→ Problem to solve
Output the complete listing. Match it exactly.

- - - - - - -

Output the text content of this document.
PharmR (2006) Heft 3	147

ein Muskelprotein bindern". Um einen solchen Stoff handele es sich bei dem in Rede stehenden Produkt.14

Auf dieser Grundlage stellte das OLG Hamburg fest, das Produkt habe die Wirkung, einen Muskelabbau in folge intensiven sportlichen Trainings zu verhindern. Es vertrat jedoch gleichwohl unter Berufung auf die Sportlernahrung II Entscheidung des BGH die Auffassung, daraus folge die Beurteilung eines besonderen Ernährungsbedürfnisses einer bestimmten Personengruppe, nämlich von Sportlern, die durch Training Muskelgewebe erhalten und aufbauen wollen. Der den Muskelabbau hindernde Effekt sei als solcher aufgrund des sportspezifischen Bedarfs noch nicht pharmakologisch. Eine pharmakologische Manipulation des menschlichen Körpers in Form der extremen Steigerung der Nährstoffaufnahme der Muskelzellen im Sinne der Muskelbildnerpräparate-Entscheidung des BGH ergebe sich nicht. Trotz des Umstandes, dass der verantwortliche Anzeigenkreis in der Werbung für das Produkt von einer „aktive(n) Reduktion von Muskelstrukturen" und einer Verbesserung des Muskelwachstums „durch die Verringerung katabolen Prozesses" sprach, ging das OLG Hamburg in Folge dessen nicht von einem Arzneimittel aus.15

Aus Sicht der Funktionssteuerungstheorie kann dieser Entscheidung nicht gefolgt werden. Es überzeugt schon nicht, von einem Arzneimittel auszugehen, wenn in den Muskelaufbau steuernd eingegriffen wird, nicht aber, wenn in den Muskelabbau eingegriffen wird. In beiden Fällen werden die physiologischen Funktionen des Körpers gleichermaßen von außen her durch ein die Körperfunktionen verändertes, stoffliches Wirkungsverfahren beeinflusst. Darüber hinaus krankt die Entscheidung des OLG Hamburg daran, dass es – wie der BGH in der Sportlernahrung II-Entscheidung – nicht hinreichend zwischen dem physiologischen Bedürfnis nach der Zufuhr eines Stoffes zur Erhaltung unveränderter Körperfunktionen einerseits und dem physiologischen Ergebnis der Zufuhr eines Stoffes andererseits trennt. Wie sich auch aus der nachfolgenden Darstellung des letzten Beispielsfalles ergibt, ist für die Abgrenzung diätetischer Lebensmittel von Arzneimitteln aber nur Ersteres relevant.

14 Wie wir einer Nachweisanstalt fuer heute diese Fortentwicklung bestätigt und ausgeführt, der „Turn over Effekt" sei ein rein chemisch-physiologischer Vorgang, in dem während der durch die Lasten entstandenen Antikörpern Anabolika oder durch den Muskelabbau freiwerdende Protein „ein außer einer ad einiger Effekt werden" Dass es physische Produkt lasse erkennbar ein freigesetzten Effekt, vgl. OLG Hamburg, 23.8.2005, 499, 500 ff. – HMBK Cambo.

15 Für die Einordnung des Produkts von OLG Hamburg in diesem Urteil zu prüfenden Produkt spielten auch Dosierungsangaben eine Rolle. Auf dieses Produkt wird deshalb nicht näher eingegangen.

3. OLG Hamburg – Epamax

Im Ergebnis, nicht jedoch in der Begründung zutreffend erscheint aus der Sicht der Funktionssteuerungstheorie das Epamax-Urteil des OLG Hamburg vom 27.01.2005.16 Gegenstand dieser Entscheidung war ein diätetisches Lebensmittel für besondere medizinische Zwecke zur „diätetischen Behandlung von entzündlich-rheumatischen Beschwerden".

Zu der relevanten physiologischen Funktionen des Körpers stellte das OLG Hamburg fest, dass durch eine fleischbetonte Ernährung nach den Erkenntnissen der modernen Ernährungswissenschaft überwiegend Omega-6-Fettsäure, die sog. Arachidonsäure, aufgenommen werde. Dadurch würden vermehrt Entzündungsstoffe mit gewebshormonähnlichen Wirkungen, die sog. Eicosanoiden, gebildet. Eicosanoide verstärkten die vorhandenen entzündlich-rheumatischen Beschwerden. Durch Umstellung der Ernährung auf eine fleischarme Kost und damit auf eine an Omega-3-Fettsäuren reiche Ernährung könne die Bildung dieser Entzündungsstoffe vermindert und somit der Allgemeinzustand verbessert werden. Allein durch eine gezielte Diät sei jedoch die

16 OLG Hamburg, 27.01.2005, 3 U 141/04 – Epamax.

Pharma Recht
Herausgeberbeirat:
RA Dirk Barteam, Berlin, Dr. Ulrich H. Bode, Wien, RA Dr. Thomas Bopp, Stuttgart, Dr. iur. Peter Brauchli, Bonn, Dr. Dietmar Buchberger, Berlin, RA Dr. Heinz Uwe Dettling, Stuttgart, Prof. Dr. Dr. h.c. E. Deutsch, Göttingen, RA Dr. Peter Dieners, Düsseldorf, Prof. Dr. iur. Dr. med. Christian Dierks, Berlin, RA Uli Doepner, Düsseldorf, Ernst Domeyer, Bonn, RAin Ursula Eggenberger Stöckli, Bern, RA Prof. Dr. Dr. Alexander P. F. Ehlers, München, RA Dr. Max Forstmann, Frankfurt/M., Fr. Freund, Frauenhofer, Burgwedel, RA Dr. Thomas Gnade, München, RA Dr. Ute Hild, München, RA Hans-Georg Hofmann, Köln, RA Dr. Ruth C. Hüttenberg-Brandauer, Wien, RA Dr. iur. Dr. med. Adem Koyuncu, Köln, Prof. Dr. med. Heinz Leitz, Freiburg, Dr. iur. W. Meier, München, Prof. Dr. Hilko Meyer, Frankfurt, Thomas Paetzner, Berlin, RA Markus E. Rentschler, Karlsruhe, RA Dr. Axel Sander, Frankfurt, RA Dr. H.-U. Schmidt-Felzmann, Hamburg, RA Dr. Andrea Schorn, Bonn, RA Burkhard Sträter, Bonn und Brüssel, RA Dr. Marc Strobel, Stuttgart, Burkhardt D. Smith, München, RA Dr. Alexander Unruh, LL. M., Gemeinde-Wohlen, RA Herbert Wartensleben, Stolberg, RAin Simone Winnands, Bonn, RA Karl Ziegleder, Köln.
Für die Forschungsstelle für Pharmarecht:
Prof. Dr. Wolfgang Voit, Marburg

- - - - - - -

→ The answer
Output the text content of this document.
PharmR (2006) Heft 3	147

ein Muskelprotein bindern". Um einen solchen Stoff handele es sich bei dem in Rede stehenden Produkt.14

Auf dieser Grundlage stellte das OLG Hamburg fest, das Produkt habe die Wirkung, einen Muskelabbau in folge intensiven sportlichen Trainings zu verhindern. Es vertrat jedoch gleichwohl unter Berufung auf die Sportlernahrung II Entscheidung des BGH die Auffassung, daraus folge die Beurteilung eines besonderen Ernährungsbedürfnisses einer bestimmten Personengruppe, nämlich von Sportlern, die durch Training Muskelgewebe erhalten und aufbauen wollen. Der den Muskelabbau hindernde Effekt sei als solcher aufgrund des sportspezifischen Bedarfs noch nicht pharmakologisch. Eine pharmakologische Manipulation des menschlichen Körpers in Form der extremen Steigerung der Nährstoffaufnahme der Muskelzellen im Sinne der Muskelbildnerpräparate-Entscheidung des BGH ergebe sich nicht. Trotz des Umstandes, dass der verantwortliche Anzeigenkreis in der Werbung für das Produkt von einer „aktive(n) Reduktion von Muskelstrukturen" und einer Verbesserung des Muskelwachstums „durch die Verringerung katabolen Prozesses" sprach, ging das OLG Hamburg in Folge dessen nicht von einem Arzneimittel aus.15

Aus Sicht der Funktionssteuerungstheorie kann dieser Entscheidung nicht gefolgt werden. Es überzeugt schon nicht, von einem Arzneimittel auszugehen, wenn in den Muskelaufbau steuernd eingegriffen wird, nicht aber, wenn in den Muskelabbau eingegriffen wird. In beiden Fällen werden die physiologischen Funktionen des Körpers gleichermaßen von außen her durch ein die Körperfunktionen verändertes, stoffliches Wirkungsverfahren beeinflusst. Darüber hinaus krankt die Entscheidung des OLG Hamburg daran, dass es – wie der BGH in der Sportlernahrung II-Entscheidung – nicht hinreichend zwischen dem physiologischen Bedürfnis nach der Zufuhr eines Stoffes zur Erhaltung unveränderter Körperfunktionen einerseits und dem physiologischen Ergebnis der Zufuhr eines Stoffes andererseits trennt. Wie sich auch aus der nachfolgenden Darstellung des letzten Beispielsfalles ergibt, ist für die Abgrenzung diätetischer Lebensmittel von Arzneimitteln aber nur Ersteres relevant.

14 Wie wir einer Nachweisanstalt fuer heute diese Fortentwicklung bestätigt und ausgeführt, der „Turn over Effekt" sei ein rein chemisch-physiologischer Vorgang, in dem während der durch die Lasten entstandenen Antikörpern Anabolika oder durch den Muskelabbau freiwerdende Protein „ein außer einer ad einiger Effekt werden" Dass es physische Produkt lasse erkennbar ein freigesetzten Effekt, vgl. OLG Hamburg, 23.8.2005, 499, 500 ff. – HMBK Cambo.

15 Für die Einordnung des Produkts von OLG Hamburg in diesem Urteil zu prüfenden Produkt spielten auch Dosierungsangaben eine Rolle. Auf dieses Produkt wird deshalb nicht näher eingegangen.

3. OLG Hamburg – Epamax

Im Ergebnis, nicht jedoch in der Begründung zutreffend erscheint aus der Sicht der Funktionssteuerungstheorie das Epamax-Urteil des OLG Hamburg vom 27.01.2005.16 Gegenstand dieser Entscheidung war ein diätetisches Lebensmittel für besondere medizinische Zwecke zur „diätetischen Behandlung von entzündlich-rheumatischen Beschwerden".

Zu der relevanten physiologischen Funktionen des Körpers stellte das OLG Hamburg fest, dass durch eine fleischbetonte Ernährung nach den Erkenntnissen der modernen Ernährungswissenschaft überwiegend Omega-6-Fettsäure, die sog. Arachidonsäure, aufgenommen werde. Dadurch würden vermehrt Entzündungsstoffe mit gewebshormonähnlichen Wirkungen, die sog. Eicosanoiden, gebildet. Eicosanoide verstärkten die vorhandenen entzündlich-rheumatischen Beschwerden. Durch Umstellung der Ernährung auf eine fleischarme Kost und damit auf eine an Omega-3-Fettsäuren reiche Ernährung könne die Bildung dieser Entzündungsstoffe vermindert und somit der Allgemeinzustand verbessert werden. Allein durch eine gezielte Diät sei jedoch die

16 OLG Hamburg, 27.01.2005, 3 U 141/04 – Epamax.

Pharma Recht
Herausgeberbeirat:
RA Dirk Barteam, Berlin, Dr. Ulrich H. Bode, Wien, RA Dr. Thomas Bopp, Stuttgart, Dr. iur. Peter Brauchli, Bonn, Dr. Dietmar Buchberger, Berlin, RA Dr. Heinz Uwe Dettling, Stuttgart, Prof. Dr. Dr. h.c. E. Deutsch, Göttingen, RA Dr. Peter Dieners, Düsseldorf, Prof. Dr. iur. Dr. med. Christian Dierks, Berlin, RA Uli Doepner, Düsseldorf, Ernst Domeyer, Bonn, RAin Ursula Eggenberger Stöckli, Bern, RA Prof. Dr. Dr. Alexander P. F. Ehlers, München, RA Dr. Max Forstmann, Frankfurt/M., Fr. Freund, Frauenhofer, Burgwedel, RA Dr. Thomas Gnade, München, RA Dr. Ute Hild, München, RA Hans-Georg Hofmann, Köln, RA Dr. Ruth C. Hüttenberg-Brandauer, Wien, RA Dr. iur. Dr. med. Adem Koyuncu, Köln, Prof. Dr. med. Heinz Leitz, Freiburg, Dr. iur. W. Meier, München, Prof. Dr. Hilko Meyer, Frankfurt, Thomas Paetzner, Berlin, RA Markus E. Rentschler, Karlsruhe, RA Dr. Axel Sander, Frankfurt, RA Dr. H.-U. Schmidt-Felzmann, Hamburg, RA Dr. Andrea Schorn, Bonn, RA Burkhard Sträter, Bonn und Brüssel, RA Dr. Marc Strobel, Stuttgart, Burkhardt D. Smith, München, RA Dr. Alexander Unruh, LL. M., Gemeinde-Wohlen, RA Herbert Wartensleben, Stolberg, RAin Simone Winnands, Bonn, RA Karl Ziegleder, Köln.
Für die Forschungsstelle für Pharmarecht:
Prof. Dr. Wolfgang Voit, Marburg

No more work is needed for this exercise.